━━━━━ Input material ━━━━━

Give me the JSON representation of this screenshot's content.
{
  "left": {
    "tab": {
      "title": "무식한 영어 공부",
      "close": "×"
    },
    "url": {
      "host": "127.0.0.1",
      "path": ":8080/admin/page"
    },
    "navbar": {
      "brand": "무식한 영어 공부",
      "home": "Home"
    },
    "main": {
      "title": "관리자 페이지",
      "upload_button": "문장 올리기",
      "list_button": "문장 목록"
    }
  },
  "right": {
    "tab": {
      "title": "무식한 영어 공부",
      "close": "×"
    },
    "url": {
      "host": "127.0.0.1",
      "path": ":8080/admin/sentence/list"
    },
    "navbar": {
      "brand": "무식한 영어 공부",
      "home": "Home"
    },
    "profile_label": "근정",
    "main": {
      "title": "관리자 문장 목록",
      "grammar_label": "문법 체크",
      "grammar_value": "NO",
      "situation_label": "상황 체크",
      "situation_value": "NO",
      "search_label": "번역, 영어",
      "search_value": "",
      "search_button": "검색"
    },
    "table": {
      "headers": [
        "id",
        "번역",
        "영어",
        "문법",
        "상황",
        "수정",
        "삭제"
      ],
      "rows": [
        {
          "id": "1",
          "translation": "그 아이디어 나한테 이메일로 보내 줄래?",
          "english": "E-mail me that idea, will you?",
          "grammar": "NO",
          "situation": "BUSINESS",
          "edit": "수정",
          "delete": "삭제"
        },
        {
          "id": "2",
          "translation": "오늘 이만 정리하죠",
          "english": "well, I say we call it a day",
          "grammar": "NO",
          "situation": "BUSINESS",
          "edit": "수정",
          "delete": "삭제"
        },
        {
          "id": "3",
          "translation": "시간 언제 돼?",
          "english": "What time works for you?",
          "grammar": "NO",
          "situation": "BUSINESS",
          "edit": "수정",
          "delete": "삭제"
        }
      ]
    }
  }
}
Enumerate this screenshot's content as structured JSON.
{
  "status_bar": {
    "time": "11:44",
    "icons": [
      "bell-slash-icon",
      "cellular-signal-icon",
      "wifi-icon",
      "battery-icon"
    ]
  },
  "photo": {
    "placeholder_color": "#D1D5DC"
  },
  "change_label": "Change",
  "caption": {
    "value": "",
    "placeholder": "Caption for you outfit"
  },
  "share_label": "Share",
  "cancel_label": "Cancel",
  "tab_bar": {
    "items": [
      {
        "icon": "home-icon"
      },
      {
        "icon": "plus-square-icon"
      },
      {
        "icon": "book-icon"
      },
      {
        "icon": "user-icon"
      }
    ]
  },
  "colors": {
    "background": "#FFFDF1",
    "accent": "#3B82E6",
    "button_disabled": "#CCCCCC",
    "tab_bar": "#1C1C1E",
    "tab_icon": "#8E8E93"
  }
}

━━━━━

Set exercise: Retype every entry above, word for word.

Finished task:
Give me the JSON representation of this screenshot's content.
{
  "left": {
    "tab": {
      "title": "무식한 영어 공부",
      "close": "×"
    },
    "url": {
      "host": "127.0.0.1",
      "path": ":8080/admin/page"
    },
    "navbar": {
      "brand": "무식한 영어 공부",
      "home": "Home"
    },
    "main": {
      "title": "관리자 페이지",
      "upload_button": "문장 올리기",
      "list_button": "문장 목록"
    }
  },
  "right": {
    "tab": {
      "title": "무식한 영어 공부",
      "close": "×"
    },
    "url": {
      "host": "127.0.0.1",
      "path": ":8080/admin/sentence/list"
    },
    "navbar": {
      "brand": "무식한 영어 공부",
      "home": "Home"
    },
    "profile_label": "근정",
    "main": {
      "title": "관리자 문장 목록",
      "grammar_label": "문법 체크",
      "grammar_value": "NO",
      "situation_label": "상황 체크",
      "situation_value": "NO",
      "search_label": "번역, 영어",
      "search_value": "",
      "search_button": "검색"
    },
    "table": {
      "headers": [
        "id",
        "번역",
        "영어",
        "문법",
        "상황",
        "수정",
        "삭제"
      ],
      "rows": [
        {
          "id": "1",
          "translation": "그 아이디어 나한테 이메일로 보내 줄래?",
          "english": "E-mail me that idea, will you?",
          "grammar": "NO",
          "situation": "BUSINESS",
          "edit": "수정",
          "delete": "삭제"
        },
        {
          "id": "2",
          "translation": "오늘 이만 정리하죠",
          "english": "well, I say we call it a day",
          "grammar": "NO",
          "situation": "BUSINESS",
          "edit": "수정",
          "delete": "삭제"
        },
        {
          "id": "3",
          "translation": "시간 언제 돼?",
          "english": "What time works for you?",
          "grammar": "NO",
          "situation": "BUSINESS",
          "edit": "수정",
          "delete": "삭제"
        }
      ]
    }
  }
}
Enumerate this screenshot's content as structured JSON.
{
  "status_bar": {
    "time": "11:44",
    "icons": [
      "bell-slash-icon",
      "cellular-signal-icon",
      "wifi-icon",
      "battery-icon"
    ]
  },
  "photo": {
    "placeholder_color": "#D1D5DC"
  },
  "change_label": "Change",
  "caption": {
    "value": "",
    "placeholder": "Caption for you outfit"
  },
  "share_label": "Share",
  "cancel_label": "Cancel",
  "tab_bar": {
    "items": [
      {
        "icon": "home-icon"
      },
      {
        "icon": "plus-square-icon"
      },
      {
        "icon": "book-icon"
      },
      {
        "icon": "user-icon"
      }
    ]
  },
  "colors": {
    "background": "#FFFDF1",
    "accent": "#3B82E6",
    "button_disabled": "#CCCCCC",
    "tab_bar": "#1C1C1E",
    "tab_icon": "#8E8E93"
  }
}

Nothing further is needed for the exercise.